"""
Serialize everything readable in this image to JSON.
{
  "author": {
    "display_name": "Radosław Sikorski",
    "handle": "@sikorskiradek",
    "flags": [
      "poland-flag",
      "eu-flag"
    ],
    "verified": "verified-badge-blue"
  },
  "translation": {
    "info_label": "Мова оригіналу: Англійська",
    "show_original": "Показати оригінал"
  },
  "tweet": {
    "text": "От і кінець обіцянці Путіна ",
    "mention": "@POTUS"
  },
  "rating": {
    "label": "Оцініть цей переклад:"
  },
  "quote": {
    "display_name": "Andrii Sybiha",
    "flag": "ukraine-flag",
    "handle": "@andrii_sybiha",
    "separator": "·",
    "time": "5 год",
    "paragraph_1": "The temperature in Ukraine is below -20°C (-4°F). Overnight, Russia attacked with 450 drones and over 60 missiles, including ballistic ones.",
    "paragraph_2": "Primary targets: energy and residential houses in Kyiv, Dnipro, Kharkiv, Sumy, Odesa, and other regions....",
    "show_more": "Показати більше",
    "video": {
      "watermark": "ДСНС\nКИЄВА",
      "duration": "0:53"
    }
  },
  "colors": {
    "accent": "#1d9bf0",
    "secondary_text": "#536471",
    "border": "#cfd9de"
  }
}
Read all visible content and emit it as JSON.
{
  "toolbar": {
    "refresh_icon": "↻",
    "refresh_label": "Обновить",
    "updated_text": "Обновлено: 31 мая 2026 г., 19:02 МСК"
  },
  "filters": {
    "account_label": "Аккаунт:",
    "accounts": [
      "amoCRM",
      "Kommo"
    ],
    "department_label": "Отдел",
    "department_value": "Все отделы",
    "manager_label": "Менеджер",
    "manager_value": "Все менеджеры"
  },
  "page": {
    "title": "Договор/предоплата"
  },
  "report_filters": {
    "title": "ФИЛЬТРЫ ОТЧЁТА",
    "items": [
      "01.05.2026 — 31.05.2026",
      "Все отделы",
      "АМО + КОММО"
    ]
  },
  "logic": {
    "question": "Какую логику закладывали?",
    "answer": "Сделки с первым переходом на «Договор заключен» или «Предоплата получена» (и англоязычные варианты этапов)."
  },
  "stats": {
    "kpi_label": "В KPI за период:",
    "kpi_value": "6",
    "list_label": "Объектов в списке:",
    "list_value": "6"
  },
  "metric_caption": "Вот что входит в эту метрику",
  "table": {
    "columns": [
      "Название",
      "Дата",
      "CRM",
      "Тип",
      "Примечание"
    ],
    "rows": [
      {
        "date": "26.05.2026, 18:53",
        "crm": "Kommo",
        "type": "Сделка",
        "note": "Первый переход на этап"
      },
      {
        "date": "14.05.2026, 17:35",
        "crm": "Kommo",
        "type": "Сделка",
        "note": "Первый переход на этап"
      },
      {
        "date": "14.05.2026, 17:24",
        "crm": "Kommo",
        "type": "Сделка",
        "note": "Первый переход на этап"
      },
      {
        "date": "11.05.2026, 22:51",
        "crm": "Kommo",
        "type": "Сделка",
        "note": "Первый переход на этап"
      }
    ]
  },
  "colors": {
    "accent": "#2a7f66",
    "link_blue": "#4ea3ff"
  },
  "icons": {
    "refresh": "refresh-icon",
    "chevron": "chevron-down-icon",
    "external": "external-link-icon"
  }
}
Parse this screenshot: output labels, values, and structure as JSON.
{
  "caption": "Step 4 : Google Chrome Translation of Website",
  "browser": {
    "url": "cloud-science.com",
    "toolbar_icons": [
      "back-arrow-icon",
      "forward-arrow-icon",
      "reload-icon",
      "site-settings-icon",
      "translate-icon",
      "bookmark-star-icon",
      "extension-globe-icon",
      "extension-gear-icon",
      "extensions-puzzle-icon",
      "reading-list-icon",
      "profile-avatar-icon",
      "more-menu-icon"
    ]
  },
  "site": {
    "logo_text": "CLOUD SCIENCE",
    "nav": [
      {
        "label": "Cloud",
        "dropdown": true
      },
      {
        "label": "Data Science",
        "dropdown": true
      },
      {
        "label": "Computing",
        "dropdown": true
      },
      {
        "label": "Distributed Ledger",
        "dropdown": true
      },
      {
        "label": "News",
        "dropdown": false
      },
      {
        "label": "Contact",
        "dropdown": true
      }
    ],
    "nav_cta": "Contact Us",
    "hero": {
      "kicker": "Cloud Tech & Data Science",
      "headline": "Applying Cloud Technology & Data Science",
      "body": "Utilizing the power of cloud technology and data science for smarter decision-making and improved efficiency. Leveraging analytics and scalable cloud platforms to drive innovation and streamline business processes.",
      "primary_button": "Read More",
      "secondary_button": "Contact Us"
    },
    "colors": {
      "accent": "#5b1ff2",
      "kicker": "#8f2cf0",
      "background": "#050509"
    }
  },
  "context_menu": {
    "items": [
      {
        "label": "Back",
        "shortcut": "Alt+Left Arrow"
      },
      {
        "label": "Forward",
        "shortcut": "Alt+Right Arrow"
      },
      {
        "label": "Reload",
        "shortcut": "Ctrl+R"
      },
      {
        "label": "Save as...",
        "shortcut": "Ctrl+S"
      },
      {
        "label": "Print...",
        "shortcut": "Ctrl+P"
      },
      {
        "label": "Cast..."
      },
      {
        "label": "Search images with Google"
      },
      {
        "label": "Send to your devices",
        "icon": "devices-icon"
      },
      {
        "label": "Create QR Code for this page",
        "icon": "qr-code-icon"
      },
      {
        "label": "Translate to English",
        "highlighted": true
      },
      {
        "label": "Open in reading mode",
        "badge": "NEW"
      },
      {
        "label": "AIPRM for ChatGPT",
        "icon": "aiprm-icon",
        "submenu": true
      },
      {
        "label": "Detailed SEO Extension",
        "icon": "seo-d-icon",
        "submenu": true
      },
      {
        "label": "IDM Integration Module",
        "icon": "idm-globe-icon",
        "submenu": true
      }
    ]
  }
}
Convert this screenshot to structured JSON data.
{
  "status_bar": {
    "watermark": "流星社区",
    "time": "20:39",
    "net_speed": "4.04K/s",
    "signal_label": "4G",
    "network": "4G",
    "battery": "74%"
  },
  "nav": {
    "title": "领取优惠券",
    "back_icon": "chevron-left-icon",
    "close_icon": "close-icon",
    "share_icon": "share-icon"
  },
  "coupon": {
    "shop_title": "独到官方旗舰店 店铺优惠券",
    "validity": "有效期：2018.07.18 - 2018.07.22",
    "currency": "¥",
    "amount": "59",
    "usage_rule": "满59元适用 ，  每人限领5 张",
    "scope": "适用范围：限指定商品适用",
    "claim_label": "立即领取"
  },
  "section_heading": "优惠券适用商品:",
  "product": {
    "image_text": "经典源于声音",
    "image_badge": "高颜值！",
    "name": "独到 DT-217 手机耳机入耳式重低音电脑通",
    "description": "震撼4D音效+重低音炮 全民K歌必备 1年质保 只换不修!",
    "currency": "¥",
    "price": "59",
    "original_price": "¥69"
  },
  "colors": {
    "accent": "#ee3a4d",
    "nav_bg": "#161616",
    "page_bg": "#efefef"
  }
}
"""
=== Goal ===
Repeat the records above exactly as they appear.

=== Worked answer ===
Serialize everything readable in this image to JSON.
{
  "author": {
    "display_name": "Radosław Sikorski",
    "handle": "@sikorskiradek",
    "flags": [
      "poland-flag",
      "eu-flag"
    ],
    "verified": "verified-badge-blue"
  },
  "translation": {
    "info_label": "Мова оригіналу: Англійська",
    "show_original": "Показати оригінал"
  },
  "tweet": {
    "text": "От і кінець обіцянці Путіна ",
    "mention": "@POTUS"
  },
  "rating": {
    "label": "Оцініть цей переклад:"
  },
  "quote": {
    "display_name": "Andrii Sybiha",
    "flag": "ukraine-flag",
    "handle": "@andrii_sybiha",
    "separator": "·",
    "time": "5 год",
    "paragraph_1": "The temperature in Ukraine is below -20°C (-4°F). Overnight, Russia attacked with 450 drones and over 60 missiles, including ballistic ones.",
    "paragraph_2": "Primary targets: energy and residential houses in Kyiv, Dnipro, Kharkiv, Sumy, Odesa, and other regions....",
    "show_more": "Показати більше",
    "video": {
      "watermark": "ДСНС\nКИЄВА",
      "duration": "0:53"
    }
  },
  "colors": {
    "accent": "#1d9bf0",
    "secondary_text": "#536471",
    "border": "#cfd9de"
  }
}
Read all visible content and emit it as JSON.
{
  "toolbar": {
    "refresh_icon": "↻",
    "refresh_label": "Обновить",
    "updated_text": "Обновлено: 31 мая 2026 г., 19:02 МСК"
  },
  "filters": {
    "account_label": "Аккаунт:",
    "accounts": [
      "amoCRM",
      "Kommo"
    ],
    "department_label": "Отдел",
    "department_value": "Все отделы",
    "manager_label": "Менеджер",
    "manager_value": "Все менеджеры"
  },
  "page": {
    "title": "Договор/предоплата"
  },
  "report_filters": {
    "title": "ФИЛЬТРЫ ОТЧЁТА",
    "items": [
      "01.05.2026 — 31.05.2026",
      "Все отделы",
      "АМО + КОММО"
    ]
  },
  "logic": {
    "question": "Какую логику закладывали?",
    "answer": "Сделки с первым переходом на «Договор заключен» или «Предоплата получена» (и англоязычные варианты этапов)."
  },
  "stats": {
    "kpi_label": "В KPI за период:",
    "kpi_value": "6",
    "list_label": "Объектов в списке:",
    "list_value": "6"
  },
  "metric_caption": "Вот что входит в эту метрику",
  "table": {
    "columns": [
      "Название",
      "Дата",
      "CRM",
      "Тип",
      "Примечание"
    ],
    "rows": [
      {
        "date": "26.05.2026, 18:53",
        "crm": "Kommo",
        "type": "Сделка",
        "note": "Первый переход на этап"
      },
      {
        "date": "14.05.2026, 17:35",
        "crm": "Kommo",
        "type": "Сделка",
        "note": "Первый переход на этап"
      },
      {
        "date": "14.05.2026, 17:24",
        "crm": "Kommo",
        "type": "Сделка",
        "note": "Первый переход на этап"
      },
      {
        "date": "11.05.2026, 22:51",
        "crm": "Kommo",
        "type": "Сделка",
        "note": "Первый переход на этап"
      }
    ]
  },
  "colors": {
    "accent": "#2a7f66",
    "link_blue": "#4ea3ff"
  },
  "icons": {
    "refresh": "refresh-icon",
    "chevron": "chevron-down-icon",
    "external": "external-link-icon"
  }
}
Parse this screenshot: output labels, values, and structure as JSON.
{
  "caption": "Step 4 : Google Chrome Translation of Website",
  "browser": {
    "url": "cloud-science.com",
    "toolbar_icons": [
      "back-arrow-icon",
      "forward-arrow-icon",
      "reload-icon",
      "site-settings-icon",
      "translate-icon",
      "bookmark-star-icon",
      "extension-globe-icon",
      "extension-gear-icon",
      "extensions-puzzle-icon",
      "reading-list-icon",
      "profile-avatar-icon",
      "more-menu-icon"
    ]
  },
  "site": {
    "logo_text": "CLOUD SCIENCE",
    "nav": [
      {
        "label": "Cloud",
        "dropdown": true
      },
      {
        "label": "Data Science",
        "dropdown": true
      },
      {
        "label": "Computing",
        "dropdown": true
      },
      {
        "label": "Distributed Ledger",
        "dropdown": true
      },
      {
        "label": "News",
        "dropdown": false
      },
      {
        "label": "Contact",
        "dropdown": true
      }
    ],
    "nav_cta": "Contact Us",
    "hero": {
      "kicker": "Cloud Tech & Data Science",
      "headline": "Applying Cloud Technology & Data Science",
      "body": "Utilizing the power of cloud technology and data science for smarter decision-making and improved efficiency. Leveraging analytics and scalable cloud platforms to drive innovation and streamline business processes.",
      "primary_button": "Read More",
      "secondary_button": "Contact Us"
    },
    "colors": {
      "accent": "#5b1ff2",
      "kicker": "#8f2cf0",
      "background": "#050509"
    }
  },
  "context_menu": {
    "items": [
      {
        "label": "Back",
        "shortcut": "Alt+Left Arrow"
      },
      {
        "label": "Forward",
        "shortcut": "Alt+Right Arrow"
      },
      {
        "label": "Reload",
        "shortcut": "Ctrl+R"
      },
      {
        "label": "Save as...",
        "shortcut": "Ctrl+S"
      },
      {
        "label": "Print...",
        "shortcut": "Ctrl+P"
      },
      {
        "label": "Cast..."
      },
      {
        "label": "Search images with Google"
      },
      {
        "label": "Send to your devices",
        "icon": "devices-icon"
      },
      {
        "label": "Create QR Code for this page",
        "icon": "qr-code-icon"
      },
      {
        "label": "Translate to English",
        "highlighted": true
      },
      {
        "label": "Open in reading mode",
        "badge": "NEW"
      },
      {
        "label": "AIPRM for ChatGPT",
        "icon": "aiprm-icon",
        "submenu": true
      },
      {
        "label": "Detailed SEO Extension",
        "icon": "seo-d-icon",
        "submenu": true
      },
      {
        "label": "IDM Integration Module",
        "icon": "idm-globe-icon",
        "submenu": true
      }
    ]
  }
}
Convert this screenshot to structured JSON data.
{
  "status_bar": {
    "watermark": "流星社区",
    "time": "20:39",
    "net_speed": "4.04K/s",
    "signal_label": "4G",
    "network": "4G",
    "battery": "74%"
  },
  "nav": {
    "title": "领取优惠券",
    "back_icon": "chevron-left-icon",
    "close_icon": "close-icon",
    "share_icon": "share-icon"
  },
  "coupon": {
    "shop_title": "独到官方旗舰店 店铺优惠券",
    "validity": "有效期：2018.07.18 - 2018.07.22",
    "currency": "¥",
    "amount": "59",
    "usage_rule": "满59元适用 ，  每人限领5 张",
    "scope": "适用范围：限指定商品适用",
    "claim_label": "立即领取"
  },
  "section_heading": "优惠券适用商品:",
  "product": {
    "image_text": "经典源于声音",
    "image_badge": "高颜值！",
    "name": "独到 DT-217 手机耳机入耳式重低音电脑通",
    "description": "震撼4D音效+重低音炮 全民K歌必备 1年质保 只换不修!",
    "currency": "¥",
    "price": "59",
    "original_price": "¥69"
  },
  "colors": {
    "accent": "#ee3a4d",
    "nav_bg": "#161616",
    "page_bg": "#efefef"
  }
}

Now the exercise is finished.